start Data rows

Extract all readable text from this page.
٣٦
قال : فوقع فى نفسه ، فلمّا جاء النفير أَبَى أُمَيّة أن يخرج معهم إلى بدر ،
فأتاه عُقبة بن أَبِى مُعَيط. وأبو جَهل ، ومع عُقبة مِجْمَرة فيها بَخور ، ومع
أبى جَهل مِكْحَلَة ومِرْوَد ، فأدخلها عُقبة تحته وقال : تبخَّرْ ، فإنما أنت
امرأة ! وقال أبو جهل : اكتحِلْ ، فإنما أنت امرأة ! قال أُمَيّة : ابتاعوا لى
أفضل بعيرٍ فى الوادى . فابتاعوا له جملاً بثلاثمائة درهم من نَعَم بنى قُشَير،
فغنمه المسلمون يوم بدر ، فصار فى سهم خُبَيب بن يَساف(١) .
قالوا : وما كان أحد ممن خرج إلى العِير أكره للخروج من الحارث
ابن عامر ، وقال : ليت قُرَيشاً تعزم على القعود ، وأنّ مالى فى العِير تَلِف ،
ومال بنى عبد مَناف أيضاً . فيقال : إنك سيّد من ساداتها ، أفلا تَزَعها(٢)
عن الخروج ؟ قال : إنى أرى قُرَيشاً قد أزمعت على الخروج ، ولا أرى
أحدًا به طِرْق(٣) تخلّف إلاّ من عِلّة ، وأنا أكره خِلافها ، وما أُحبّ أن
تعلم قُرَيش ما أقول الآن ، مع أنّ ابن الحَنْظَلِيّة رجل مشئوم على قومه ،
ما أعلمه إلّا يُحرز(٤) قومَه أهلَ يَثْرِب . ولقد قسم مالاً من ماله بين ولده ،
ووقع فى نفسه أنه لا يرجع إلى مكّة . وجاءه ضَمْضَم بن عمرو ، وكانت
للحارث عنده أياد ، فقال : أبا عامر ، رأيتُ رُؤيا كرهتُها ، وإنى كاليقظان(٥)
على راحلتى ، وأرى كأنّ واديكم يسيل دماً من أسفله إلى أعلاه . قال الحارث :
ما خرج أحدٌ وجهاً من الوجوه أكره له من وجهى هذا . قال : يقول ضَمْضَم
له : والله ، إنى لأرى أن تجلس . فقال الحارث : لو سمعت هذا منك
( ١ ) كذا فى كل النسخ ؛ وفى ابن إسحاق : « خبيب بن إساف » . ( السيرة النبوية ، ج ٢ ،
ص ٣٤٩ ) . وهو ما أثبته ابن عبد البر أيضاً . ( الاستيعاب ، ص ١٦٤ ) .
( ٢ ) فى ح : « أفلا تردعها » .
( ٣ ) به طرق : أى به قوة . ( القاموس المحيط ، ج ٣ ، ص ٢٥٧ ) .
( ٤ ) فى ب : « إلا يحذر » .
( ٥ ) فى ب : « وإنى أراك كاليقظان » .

end Data rows

What is needed
Tell how many lines hold the string "كاليقظان", giving the number and nothing else.

Correct result
2